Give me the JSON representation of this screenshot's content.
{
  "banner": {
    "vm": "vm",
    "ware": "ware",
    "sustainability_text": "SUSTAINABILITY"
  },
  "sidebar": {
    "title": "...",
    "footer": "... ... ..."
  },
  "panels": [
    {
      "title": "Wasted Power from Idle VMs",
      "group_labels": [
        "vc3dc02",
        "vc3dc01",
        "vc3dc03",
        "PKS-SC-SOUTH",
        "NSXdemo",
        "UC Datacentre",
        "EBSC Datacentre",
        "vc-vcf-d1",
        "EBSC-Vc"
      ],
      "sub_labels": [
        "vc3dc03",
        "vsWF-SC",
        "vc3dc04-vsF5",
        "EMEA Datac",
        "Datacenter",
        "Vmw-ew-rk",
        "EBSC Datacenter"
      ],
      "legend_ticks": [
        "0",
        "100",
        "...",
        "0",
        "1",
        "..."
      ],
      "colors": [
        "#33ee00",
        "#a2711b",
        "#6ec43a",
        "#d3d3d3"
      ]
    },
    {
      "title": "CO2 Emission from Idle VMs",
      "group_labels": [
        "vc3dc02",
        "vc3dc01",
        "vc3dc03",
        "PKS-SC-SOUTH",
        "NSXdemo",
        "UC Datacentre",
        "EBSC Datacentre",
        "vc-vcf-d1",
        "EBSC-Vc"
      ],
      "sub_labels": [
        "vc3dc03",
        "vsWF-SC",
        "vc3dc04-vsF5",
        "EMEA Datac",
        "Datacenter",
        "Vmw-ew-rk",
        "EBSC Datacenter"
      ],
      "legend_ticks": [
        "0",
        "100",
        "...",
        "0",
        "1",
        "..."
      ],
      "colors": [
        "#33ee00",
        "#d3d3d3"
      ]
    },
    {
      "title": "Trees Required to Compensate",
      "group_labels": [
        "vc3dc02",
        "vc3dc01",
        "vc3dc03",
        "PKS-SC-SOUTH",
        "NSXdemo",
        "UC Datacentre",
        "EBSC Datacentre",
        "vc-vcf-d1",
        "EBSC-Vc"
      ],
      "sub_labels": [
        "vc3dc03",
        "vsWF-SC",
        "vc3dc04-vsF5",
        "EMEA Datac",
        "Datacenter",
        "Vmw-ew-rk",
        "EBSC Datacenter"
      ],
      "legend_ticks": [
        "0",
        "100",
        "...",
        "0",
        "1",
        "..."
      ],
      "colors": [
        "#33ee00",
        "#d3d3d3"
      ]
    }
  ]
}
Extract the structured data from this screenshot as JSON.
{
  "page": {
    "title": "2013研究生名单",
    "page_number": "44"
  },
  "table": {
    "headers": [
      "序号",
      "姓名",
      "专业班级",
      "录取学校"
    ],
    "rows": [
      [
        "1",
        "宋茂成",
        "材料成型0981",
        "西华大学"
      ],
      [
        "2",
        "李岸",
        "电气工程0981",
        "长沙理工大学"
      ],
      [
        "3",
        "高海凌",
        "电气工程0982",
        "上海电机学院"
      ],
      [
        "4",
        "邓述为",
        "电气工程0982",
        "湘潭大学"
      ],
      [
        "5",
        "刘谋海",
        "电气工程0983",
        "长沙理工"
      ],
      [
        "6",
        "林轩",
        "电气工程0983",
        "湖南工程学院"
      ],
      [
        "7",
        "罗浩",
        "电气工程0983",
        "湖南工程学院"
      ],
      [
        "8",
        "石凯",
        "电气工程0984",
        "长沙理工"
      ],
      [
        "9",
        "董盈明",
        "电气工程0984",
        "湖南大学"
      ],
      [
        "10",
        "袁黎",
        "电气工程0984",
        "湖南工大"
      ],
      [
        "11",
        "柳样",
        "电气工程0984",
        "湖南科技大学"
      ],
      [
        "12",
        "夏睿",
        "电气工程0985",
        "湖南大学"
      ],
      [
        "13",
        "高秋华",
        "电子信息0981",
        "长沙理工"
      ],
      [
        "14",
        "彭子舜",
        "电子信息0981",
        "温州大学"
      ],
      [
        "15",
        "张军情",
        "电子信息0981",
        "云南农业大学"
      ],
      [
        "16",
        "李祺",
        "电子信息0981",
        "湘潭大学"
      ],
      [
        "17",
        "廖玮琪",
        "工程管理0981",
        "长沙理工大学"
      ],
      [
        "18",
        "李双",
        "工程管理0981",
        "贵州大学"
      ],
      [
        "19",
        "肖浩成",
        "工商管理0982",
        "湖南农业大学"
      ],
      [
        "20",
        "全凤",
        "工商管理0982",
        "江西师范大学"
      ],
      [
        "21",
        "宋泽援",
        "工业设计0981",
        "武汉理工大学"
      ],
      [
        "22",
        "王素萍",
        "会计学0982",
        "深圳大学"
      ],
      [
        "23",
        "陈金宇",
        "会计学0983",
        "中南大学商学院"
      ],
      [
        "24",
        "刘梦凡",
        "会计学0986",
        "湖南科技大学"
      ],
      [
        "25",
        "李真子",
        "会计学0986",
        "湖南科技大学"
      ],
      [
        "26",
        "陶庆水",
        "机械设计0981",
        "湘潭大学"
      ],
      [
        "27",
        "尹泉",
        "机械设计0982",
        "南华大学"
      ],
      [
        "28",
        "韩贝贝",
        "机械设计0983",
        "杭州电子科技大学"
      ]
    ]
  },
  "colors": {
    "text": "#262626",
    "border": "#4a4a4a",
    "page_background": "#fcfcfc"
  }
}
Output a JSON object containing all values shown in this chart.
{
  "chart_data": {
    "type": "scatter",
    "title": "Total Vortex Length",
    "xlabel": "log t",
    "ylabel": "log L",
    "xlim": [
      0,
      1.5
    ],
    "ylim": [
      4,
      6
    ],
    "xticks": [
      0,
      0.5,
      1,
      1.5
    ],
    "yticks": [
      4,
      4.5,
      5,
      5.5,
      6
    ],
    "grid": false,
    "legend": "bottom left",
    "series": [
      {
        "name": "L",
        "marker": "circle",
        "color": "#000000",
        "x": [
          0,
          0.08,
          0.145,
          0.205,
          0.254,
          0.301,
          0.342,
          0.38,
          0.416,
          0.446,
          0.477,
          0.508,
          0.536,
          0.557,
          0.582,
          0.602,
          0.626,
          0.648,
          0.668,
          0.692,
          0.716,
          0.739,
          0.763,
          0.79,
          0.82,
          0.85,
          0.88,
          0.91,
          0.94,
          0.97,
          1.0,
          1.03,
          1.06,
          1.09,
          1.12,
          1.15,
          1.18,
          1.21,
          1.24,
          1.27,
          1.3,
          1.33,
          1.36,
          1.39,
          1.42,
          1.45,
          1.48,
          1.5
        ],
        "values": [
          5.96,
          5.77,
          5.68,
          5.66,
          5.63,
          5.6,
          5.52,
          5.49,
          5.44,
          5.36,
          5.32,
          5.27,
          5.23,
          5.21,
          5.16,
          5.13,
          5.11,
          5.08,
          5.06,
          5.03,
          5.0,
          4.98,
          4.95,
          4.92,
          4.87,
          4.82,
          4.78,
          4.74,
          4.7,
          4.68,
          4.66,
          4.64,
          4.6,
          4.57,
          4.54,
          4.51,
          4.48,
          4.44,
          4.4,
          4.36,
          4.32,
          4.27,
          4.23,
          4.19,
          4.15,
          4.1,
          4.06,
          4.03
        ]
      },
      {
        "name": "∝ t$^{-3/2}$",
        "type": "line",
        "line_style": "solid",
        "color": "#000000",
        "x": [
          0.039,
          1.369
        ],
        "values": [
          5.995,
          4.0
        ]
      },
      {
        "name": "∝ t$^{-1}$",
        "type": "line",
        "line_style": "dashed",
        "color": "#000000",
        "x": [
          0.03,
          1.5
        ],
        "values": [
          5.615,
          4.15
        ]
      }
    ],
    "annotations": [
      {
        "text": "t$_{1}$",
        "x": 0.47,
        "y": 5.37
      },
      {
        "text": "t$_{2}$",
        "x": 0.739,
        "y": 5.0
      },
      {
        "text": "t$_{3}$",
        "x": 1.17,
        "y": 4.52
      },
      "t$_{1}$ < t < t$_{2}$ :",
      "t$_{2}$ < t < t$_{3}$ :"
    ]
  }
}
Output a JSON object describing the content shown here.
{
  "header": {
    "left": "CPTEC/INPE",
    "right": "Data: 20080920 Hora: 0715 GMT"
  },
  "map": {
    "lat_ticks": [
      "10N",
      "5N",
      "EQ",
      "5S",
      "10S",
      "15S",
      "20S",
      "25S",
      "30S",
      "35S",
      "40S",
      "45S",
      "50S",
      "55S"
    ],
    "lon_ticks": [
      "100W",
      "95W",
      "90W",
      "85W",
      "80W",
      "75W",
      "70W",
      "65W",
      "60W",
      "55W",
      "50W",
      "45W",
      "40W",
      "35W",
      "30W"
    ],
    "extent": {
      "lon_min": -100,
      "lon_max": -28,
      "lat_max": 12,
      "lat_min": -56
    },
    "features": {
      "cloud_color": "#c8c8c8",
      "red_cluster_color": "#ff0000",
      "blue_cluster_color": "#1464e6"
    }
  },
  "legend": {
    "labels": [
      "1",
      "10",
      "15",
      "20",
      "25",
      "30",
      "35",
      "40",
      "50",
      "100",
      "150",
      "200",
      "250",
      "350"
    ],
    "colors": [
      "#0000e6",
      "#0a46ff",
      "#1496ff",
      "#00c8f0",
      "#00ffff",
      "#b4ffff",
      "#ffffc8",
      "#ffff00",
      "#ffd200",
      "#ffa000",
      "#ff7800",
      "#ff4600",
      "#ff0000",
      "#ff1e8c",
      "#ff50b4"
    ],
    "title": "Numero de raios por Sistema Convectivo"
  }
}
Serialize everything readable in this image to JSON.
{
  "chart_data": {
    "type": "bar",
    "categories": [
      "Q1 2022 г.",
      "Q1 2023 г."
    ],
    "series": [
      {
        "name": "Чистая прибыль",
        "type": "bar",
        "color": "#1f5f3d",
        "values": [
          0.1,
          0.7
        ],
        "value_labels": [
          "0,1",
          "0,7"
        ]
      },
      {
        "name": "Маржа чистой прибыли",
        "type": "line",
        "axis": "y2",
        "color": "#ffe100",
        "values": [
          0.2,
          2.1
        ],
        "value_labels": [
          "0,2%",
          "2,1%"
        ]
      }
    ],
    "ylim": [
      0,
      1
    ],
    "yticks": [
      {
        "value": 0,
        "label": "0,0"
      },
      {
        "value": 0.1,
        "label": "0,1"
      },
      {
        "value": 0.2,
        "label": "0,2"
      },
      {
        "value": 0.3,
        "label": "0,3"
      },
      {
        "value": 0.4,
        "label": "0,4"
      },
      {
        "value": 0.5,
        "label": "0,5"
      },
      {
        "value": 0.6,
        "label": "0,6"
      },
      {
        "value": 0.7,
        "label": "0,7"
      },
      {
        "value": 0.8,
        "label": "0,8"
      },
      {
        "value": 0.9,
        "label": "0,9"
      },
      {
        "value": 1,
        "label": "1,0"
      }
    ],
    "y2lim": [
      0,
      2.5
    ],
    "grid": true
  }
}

● **CHALLENGE**
Show the lines of the records that include the string "this".

● **WRITTEN SOLUTION**
Give me the JSON representation of this screenshot's content.
Extract the structured data from this screenshot as JSON.
Output a JSON object containing all values shown in this chart.
Serialize everything readable in this image to JSON.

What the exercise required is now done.